[START ITEMS]
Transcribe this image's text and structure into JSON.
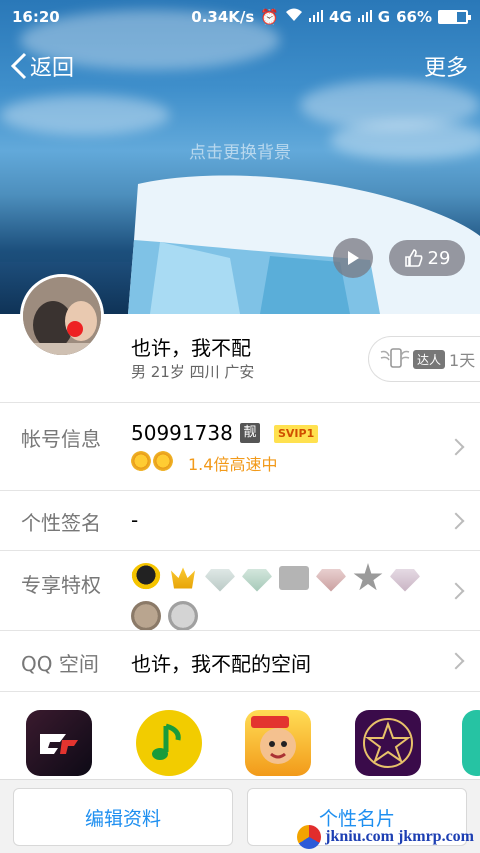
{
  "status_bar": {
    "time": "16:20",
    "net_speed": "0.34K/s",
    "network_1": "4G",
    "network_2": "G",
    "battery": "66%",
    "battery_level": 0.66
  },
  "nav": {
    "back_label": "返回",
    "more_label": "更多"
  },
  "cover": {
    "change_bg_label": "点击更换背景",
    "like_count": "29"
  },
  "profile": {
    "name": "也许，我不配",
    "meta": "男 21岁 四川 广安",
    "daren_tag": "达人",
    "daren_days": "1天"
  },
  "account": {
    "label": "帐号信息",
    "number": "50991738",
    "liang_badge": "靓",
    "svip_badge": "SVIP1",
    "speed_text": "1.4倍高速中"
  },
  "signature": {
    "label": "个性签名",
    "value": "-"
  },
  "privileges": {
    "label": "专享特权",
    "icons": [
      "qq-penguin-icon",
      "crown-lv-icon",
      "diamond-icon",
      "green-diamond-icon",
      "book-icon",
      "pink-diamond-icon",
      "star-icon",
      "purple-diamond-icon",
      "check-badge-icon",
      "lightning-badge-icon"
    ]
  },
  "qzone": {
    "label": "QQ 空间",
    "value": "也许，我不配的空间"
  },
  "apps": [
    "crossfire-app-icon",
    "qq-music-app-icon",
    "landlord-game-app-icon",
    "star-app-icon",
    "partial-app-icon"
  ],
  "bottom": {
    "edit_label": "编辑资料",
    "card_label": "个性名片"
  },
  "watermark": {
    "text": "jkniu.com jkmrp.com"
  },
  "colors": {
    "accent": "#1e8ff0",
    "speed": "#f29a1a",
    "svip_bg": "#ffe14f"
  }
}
[END ITEMS]
GIVEN EXERCISE: Go through the listing above and write it all out exactly, leaving out any picture.

SOLVED PROBLEM:
Transcribe this image's text and structure into JSON.
{
  "status_bar": {
    "time": "16:20",
    "net_speed": "0.34K/s",
    "network_1": "4G",
    "network_2": "G",
    "battery": "66%",
    "battery_level": 0.66
  },
  "nav": {
    "back_label": "返回",
    "more_label": "更多"
  },
  "cover": {
    "change_bg_label": "点击更换背景",
    "like_count": "29"
  },
  "profile": {
    "name": "也许，我不配",
    "meta": "男 21岁 四川 广安",
    "daren_tag": "达人",
    "daren_days": "1天"
  },
  "account": {
    "label": "帐号信息",
    "number": "50991738",
    "liang_badge": "靓",
    "svip_badge": "SVIP1",
    "speed_text": "1.4倍高速中"
  },
  "signature": {
    "label": "个性签名",
    "value": "-"
  },
  "privileges": {
    "label": "专享特权",
    "icons": [
      "qq-penguin-icon",
      "crown-lv-icon",
      "diamond-icon",
      "green-diamond-icon",
      "book-icon",
      "pink-diamond-icon",
      "star-icon",
      "purple-diamond-icon",
      "check-badge-icon",
      "lightning-badge-icon"
    ]
  },
  "qzone": {
    "label": "QQ 空间",
    "value": "也许，我不配的空间"
  },
  "apps": [
    "crossfire-app-icon",
    "qq-music-app-icon",
    "landlord-game-app-icon",
    "star-app-icon",
    "partial-app-icon"
  ],
  "bottom": {
    "edit_label": "编辑资料",
    "card_label": "个性名片"
  },
  "watermark": {
    "text": "jkniu.com jkmrp.com"
  },
  "colors": {
    "accent": "#1e8ff0",
    "speed": "#f29a1a",
    "svip_bg": "#ffe14f"
  }
}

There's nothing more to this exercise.